_INSTRUCTIONS FOR THE TASK_.
Rewrite the lines of the material from the first line through the line containing "data-point bbox=[71, 365, 79, 373]" as a Markdown table with columns n and Line, skipping any blank lines.

[Collected data entries]
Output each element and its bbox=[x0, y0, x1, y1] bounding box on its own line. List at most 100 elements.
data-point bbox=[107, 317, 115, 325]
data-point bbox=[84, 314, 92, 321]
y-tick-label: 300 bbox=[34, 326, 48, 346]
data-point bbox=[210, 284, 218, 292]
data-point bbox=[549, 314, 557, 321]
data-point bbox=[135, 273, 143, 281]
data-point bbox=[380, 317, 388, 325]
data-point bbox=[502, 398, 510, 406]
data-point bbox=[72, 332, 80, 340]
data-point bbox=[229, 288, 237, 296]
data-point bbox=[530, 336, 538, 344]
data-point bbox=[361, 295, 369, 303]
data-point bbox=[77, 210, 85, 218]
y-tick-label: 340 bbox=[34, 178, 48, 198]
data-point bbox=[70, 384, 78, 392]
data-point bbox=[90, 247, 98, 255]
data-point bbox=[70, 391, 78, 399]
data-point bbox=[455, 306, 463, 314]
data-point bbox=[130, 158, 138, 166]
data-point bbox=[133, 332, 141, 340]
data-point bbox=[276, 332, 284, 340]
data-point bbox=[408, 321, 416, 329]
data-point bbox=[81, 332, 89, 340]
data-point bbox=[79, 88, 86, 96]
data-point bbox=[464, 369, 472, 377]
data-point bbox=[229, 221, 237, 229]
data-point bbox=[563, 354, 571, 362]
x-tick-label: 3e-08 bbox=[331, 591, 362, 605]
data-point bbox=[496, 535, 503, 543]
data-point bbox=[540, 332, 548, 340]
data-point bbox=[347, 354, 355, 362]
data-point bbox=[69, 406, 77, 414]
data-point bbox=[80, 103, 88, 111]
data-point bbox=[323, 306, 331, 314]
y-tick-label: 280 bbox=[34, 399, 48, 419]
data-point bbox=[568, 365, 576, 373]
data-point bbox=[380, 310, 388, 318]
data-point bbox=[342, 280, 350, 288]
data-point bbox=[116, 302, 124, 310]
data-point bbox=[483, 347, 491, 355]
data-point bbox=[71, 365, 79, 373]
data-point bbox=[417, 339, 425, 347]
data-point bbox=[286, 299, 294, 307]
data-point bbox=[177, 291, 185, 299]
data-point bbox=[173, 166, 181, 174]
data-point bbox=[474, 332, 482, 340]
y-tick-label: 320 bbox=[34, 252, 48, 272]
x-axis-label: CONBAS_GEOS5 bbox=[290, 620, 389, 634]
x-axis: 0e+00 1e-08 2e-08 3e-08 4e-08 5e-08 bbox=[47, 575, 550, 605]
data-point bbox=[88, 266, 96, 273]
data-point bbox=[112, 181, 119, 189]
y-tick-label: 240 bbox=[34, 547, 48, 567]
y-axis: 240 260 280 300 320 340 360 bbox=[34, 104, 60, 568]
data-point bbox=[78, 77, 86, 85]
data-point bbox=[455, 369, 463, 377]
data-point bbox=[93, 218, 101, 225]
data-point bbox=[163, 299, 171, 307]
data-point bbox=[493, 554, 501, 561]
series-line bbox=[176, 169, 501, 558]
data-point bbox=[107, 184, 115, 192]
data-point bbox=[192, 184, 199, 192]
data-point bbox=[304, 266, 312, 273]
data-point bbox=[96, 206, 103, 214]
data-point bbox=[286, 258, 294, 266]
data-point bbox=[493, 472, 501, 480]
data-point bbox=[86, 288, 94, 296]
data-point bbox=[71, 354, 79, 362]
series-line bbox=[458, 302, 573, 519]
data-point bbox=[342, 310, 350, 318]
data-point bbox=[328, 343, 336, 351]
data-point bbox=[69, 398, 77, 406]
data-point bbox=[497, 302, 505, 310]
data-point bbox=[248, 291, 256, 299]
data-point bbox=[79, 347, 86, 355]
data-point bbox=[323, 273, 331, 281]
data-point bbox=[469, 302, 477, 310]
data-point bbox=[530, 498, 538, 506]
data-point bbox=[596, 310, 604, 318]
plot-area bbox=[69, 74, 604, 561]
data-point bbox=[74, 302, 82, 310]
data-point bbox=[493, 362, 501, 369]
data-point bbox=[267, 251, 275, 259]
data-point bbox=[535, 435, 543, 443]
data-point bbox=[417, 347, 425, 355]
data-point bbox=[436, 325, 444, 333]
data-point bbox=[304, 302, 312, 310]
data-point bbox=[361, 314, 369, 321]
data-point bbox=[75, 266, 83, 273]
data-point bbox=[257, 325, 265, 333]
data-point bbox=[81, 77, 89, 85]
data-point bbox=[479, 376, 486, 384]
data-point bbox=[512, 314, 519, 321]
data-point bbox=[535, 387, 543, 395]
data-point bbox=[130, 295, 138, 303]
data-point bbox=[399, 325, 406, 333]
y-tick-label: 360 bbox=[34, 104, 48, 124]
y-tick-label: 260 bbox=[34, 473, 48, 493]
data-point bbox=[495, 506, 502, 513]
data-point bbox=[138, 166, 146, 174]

_FINAL RESULT_.
| n | Line |
|---|---|
| 1 | Output each element and its bbox=[x0, y0, x1, y1] bounding box on its own line. List at most 100 elements. |
| 2 | data-point bbox=[107, 317, 115, 325] |
| 3 | data-point bbox=[84, 314, 92, 321] |
| 4 | y-tick-label: 300 bbox=[34, 326, 48, 346] |
| 5 | data-point bbox=[210, 284, 218, 292] |
| 6 | data-point bbox=[549, 314, 557, 321] |
| 7 | data-point bbox=[135, 273, 143, 281] |
| 8 | data-point bbox=[380, 317, 388, 325] |
| 9 | data-point bbox=[502, 398, 510, 406] |
| 10 | data-point bbox=[72, 332, 80, 340] |
| 11 | data-point bbox=[229, 288, 237, 296] |
| 12 | data-point bbox=[530, 336, 538, 344] |
| 13 | data-point bbox=[361, 295, 369, 303] |
| 14 | data-point bbox=[77, 210, 85, 218] |
| 15 | y-tick-label: 340 bbox=[34, 178, 48, 198] |
| 16 | data-point bbox=[70, 384, 78, 392] |
| 17 | data-point bbox=[90, 247, 98, 255] |
| 18 | data-point bbox=[70, 391, 78, 399] |
| 19 | data-point bbox=[455, 306, 463, 314] |
| 20 | data-point bbox=[130, 158, 138, 166] |
| 21 | data-point bbox=[133, 332, 141, 340] |
| 22 | data-point bbox=[276, 332, 284, 340] |
| 23 | data-point bbox=[408, 321, 416, 329] |
| 24 | data-point bbox=[81, 332, 89, 340] |
| 25 | data-point bbox=[79, 88, 86, 96] |
| 26 | data-point bbox=[464, 369, 472, 377] |
| 27 | data-point bbox=[229, 221, 237, 229] |
| 28 | data-point bbox=[563, 354, 571, 362] |
| 29 | x-tick-label: 3e-08 bbox=[331, 591, 362, 605] |
| 30 | data-point bbox=[496, 535, 503, 543] |
| 31 | data-point bbox=[540, 332, 548, 340] |
| 32 | data-point bbox=[347, 354, 355, 362] |
| 33 | data-point bbox=[69, 406, 77, 414] |
| 34 | data-point bbox=[80, 103, 88, 111] |
| 35 | data-point bbox=[323, 306, 331, 314] |
| 36 | y-tick-label: 280 bbox=[34, 399, 48, 419] |
| 37 | data-point bbox=[568, 365, 576, 373] |
| 38 | data-point bbox=[380, 310, 388, 318] |
| 39 | data-point bbox=[342, 280, 350, 288] |
| 40 | data-point bbox=[116, 302, 124, 310] |
| 41 | data-point bbox=[483, 347, 491, 355] |
| 42 | data-point bbox=[71, 365, 79, 373] |